PROBLEM TO WORK ON:
From the listing below, pull out the lines that hold "遅延日数に応じ".

Dataset excerpt:

*-*-*

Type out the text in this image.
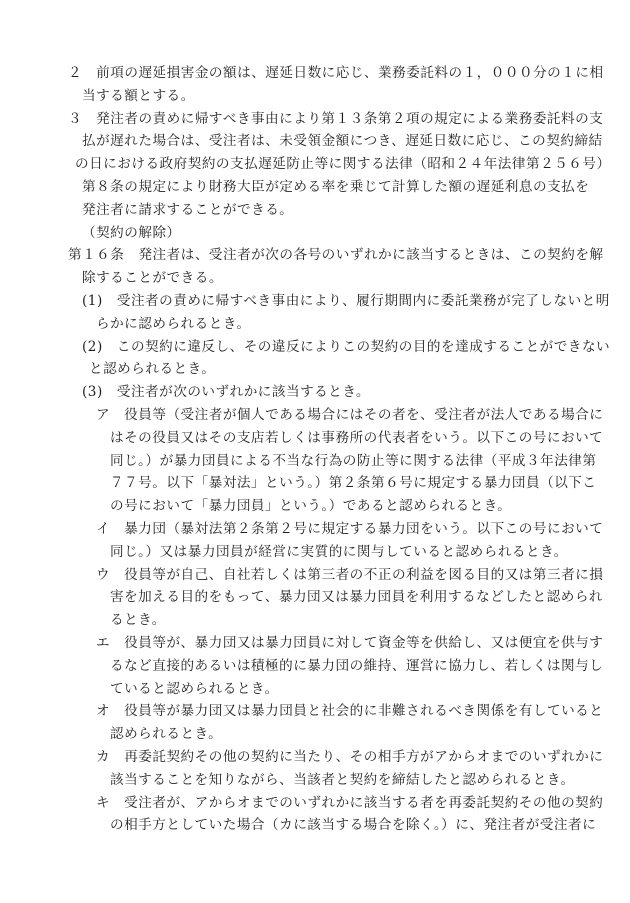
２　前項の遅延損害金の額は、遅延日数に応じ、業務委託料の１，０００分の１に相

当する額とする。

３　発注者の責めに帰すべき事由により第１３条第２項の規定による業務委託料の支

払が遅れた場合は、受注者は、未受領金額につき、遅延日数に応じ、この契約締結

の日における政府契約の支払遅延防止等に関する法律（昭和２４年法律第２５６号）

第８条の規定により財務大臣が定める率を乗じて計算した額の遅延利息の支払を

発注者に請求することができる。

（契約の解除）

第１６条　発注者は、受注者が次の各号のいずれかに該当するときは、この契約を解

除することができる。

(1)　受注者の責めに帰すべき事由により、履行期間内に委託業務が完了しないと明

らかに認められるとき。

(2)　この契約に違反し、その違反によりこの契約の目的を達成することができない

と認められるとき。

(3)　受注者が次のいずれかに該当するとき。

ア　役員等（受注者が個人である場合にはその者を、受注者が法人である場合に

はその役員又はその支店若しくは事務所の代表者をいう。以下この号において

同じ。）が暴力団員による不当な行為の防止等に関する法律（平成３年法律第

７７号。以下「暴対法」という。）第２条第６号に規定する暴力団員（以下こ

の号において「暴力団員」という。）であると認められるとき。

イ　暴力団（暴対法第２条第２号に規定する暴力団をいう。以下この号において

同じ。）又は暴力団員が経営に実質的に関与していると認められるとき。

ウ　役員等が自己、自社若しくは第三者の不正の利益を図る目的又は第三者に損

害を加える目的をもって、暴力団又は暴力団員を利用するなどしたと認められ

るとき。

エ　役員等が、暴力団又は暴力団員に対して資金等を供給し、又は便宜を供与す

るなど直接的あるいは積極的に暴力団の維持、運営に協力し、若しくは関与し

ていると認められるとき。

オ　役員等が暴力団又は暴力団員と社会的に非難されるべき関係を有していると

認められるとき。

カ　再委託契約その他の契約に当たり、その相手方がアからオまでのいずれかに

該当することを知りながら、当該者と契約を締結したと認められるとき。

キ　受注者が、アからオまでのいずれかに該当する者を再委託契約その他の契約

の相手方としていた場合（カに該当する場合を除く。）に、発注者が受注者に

*-*-*

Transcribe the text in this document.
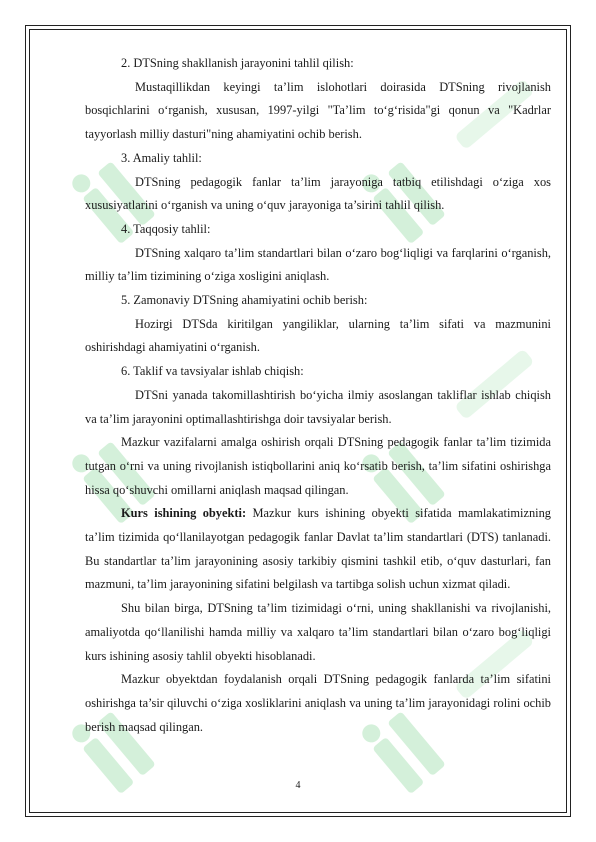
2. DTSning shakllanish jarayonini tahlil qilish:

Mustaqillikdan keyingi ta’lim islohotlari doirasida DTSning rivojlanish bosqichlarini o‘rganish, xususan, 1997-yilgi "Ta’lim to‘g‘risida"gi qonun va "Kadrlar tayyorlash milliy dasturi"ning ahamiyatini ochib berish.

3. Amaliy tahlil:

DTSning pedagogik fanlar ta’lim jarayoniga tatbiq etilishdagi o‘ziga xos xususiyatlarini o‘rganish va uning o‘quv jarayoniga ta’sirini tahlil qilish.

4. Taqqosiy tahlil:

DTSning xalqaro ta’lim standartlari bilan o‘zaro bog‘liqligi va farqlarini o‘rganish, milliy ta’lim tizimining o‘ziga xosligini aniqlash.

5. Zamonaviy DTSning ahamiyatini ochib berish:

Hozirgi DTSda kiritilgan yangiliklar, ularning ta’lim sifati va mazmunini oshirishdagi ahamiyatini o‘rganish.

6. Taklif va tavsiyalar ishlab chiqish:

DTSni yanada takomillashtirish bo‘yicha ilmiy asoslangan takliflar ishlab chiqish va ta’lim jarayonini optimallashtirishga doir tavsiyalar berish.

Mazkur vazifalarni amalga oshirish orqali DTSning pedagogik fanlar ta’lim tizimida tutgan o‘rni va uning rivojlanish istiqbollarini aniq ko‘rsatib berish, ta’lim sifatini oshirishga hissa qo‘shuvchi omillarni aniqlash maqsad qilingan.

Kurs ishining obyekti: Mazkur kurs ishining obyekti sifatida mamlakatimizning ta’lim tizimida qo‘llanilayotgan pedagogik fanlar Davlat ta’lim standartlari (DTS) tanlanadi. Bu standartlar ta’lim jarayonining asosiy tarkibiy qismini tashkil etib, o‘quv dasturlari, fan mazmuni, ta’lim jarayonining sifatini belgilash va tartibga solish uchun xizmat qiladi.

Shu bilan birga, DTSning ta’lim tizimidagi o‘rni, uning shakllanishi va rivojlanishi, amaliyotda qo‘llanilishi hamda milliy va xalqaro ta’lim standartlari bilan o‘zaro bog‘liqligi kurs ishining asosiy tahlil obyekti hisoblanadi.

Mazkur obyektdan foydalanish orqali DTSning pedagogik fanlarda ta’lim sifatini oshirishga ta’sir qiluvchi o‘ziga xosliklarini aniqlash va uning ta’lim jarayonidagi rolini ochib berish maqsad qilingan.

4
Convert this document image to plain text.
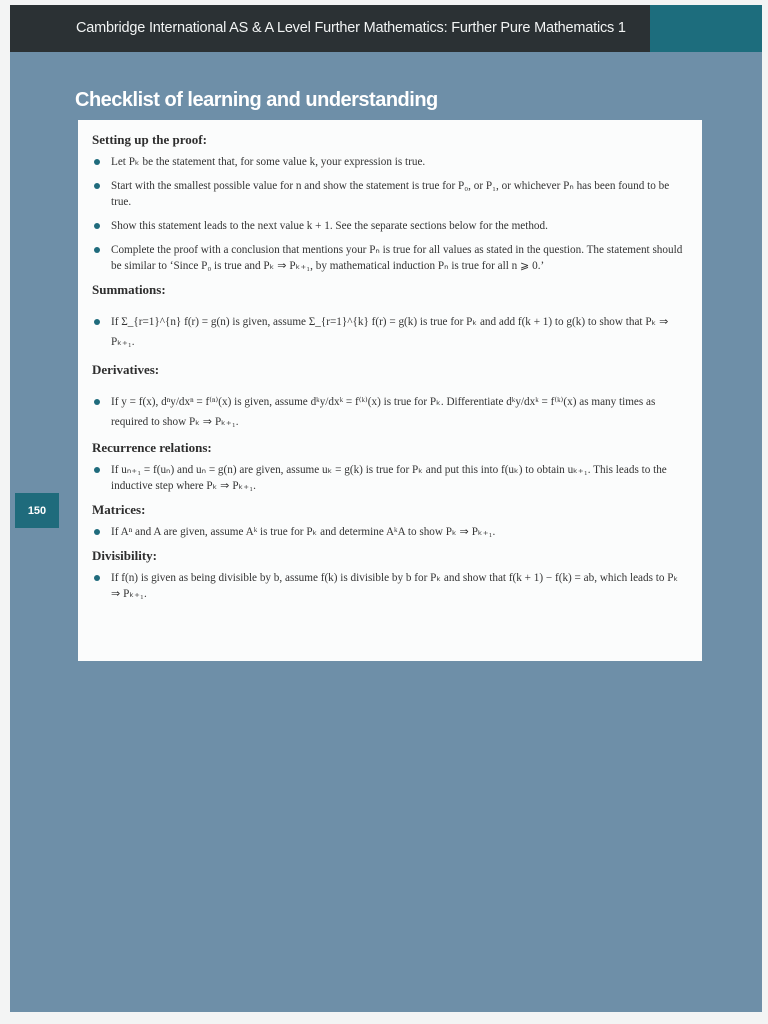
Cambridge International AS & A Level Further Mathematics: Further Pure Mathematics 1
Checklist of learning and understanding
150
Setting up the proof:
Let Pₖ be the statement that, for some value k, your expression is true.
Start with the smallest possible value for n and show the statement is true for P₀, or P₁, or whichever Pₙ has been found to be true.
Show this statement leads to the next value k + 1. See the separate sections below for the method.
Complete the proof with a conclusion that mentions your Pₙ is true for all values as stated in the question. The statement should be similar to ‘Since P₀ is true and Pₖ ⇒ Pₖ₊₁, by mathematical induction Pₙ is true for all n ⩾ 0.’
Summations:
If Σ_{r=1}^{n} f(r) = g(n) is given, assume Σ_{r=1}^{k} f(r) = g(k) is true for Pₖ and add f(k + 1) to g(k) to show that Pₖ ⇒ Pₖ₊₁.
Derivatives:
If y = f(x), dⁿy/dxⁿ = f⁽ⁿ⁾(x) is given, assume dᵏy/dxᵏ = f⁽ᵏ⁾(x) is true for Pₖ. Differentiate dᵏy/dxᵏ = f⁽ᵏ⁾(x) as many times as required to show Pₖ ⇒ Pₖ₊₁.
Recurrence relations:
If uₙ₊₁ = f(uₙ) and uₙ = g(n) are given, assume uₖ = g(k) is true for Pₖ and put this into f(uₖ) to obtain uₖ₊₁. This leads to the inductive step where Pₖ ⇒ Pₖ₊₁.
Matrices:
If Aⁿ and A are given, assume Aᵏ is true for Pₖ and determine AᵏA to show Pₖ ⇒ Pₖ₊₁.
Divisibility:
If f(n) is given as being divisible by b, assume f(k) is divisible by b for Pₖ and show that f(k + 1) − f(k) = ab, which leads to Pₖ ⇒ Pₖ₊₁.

*-*-*

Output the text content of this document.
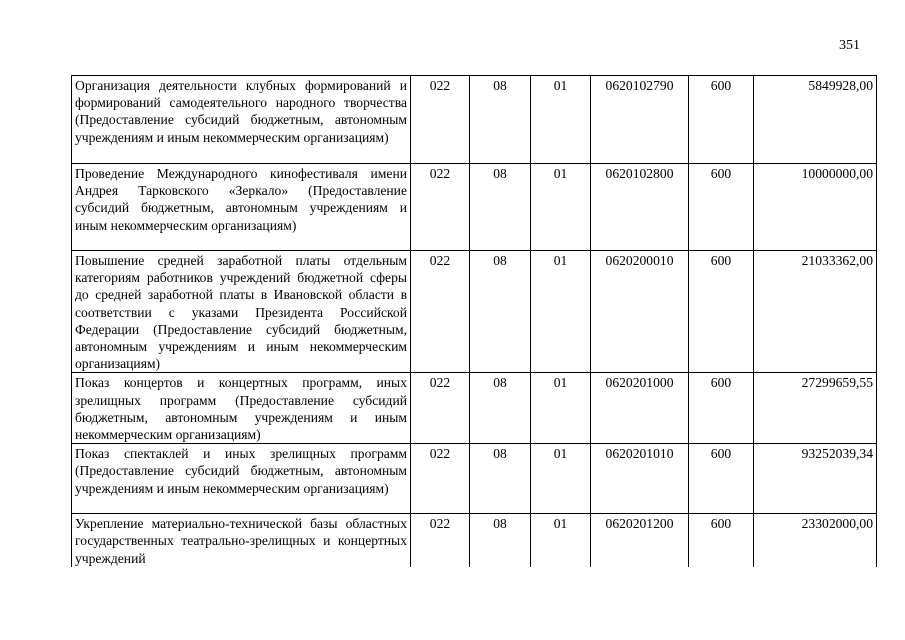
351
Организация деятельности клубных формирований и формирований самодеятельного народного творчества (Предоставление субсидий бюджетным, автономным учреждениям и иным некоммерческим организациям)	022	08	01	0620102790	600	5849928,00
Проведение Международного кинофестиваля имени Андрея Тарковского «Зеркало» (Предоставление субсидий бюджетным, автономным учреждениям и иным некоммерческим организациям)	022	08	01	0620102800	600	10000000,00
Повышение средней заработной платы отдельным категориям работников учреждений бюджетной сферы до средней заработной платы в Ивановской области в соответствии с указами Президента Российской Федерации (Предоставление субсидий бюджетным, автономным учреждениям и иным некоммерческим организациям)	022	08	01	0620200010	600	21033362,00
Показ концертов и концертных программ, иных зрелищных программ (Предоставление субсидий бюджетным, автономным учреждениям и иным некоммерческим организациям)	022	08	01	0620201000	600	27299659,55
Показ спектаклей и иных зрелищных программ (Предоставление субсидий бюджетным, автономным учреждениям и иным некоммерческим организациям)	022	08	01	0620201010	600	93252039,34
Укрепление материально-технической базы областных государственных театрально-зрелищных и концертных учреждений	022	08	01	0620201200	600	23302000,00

*-*-*

THE RESULT:
２　前項の遅延損害金の額は、遅延日数に応じ、業務委託料の１，０００分の１に相
払が遅れた場合は、受注者は、未受領金額につき、遅延日数に応じ、この契約締結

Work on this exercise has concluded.